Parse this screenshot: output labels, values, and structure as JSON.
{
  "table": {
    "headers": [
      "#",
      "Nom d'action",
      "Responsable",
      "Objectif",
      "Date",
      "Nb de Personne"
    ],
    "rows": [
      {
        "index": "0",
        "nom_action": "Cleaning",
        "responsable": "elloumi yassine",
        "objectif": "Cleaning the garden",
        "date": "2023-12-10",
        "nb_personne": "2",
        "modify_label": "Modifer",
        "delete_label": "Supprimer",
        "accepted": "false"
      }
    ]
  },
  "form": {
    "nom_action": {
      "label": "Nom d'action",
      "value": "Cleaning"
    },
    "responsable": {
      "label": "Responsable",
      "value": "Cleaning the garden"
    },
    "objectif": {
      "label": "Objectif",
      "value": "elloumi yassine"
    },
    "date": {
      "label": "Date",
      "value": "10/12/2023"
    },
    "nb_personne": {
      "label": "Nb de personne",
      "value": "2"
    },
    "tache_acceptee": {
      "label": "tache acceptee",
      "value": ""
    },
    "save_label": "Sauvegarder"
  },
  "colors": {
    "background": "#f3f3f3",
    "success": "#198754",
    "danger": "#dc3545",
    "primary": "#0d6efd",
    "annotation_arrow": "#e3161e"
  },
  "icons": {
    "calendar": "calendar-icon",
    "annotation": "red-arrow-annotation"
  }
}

────

_Task requirements_
The records above should be returned exactly.

_Solution to the problem_
Parse this screenshot: output labels, values, and structure as JSON.
{
  "table": {
    "headers": [
      "#",
      "Nom d'action",
      "Responsable",
      "Objectif",
      "Date",
      "Nb de Personne"
    ],
    "rows": [
      {
        "index": "0",
        "nom_action": "Cleaning",
        "responsable": "elloumi yassine",
        "objectif": "Cleaning the garden",
        "date": "2023-12-10",
        "nb_personne": "2",
        "modify_label": "Modifer",
        "delete_label": "Supprimer",
        "accepted": "false"
      }
    ]
  },
  "form": {
    "nom_action": {
      "label": "Nom d'action",
      "value": "Cleaning"
    },
    "responsable": {
      "label": "Responsable",
      "value": "Cleaning the garden"
    },
    "objectif": {
      "label": "Objectif",
      "value": "elloumi yassine"
    },
    "date": {
      "label": "Date",
      "value": "10/12/2023"
    },
    "nb_personne": {
      "label": "Nb de personne",
      "value": "2"
    },
    "tache_acceptee": {
      "label": "tache acceptee",
      "value": ""
    },
    "save_label": "Sauvegarder"
  },
  "colors": {
    "background": "#f3f3f3",
    "success": "#198754",
    "danger": "#dc3545",
    "primary": "#0d6efd",
    "annotation_arrow": "#e3161e"
  },
  "icons": {
    "calendar": "calendar-icon",
    "annotation": "red-arrow-annotation"
  }
}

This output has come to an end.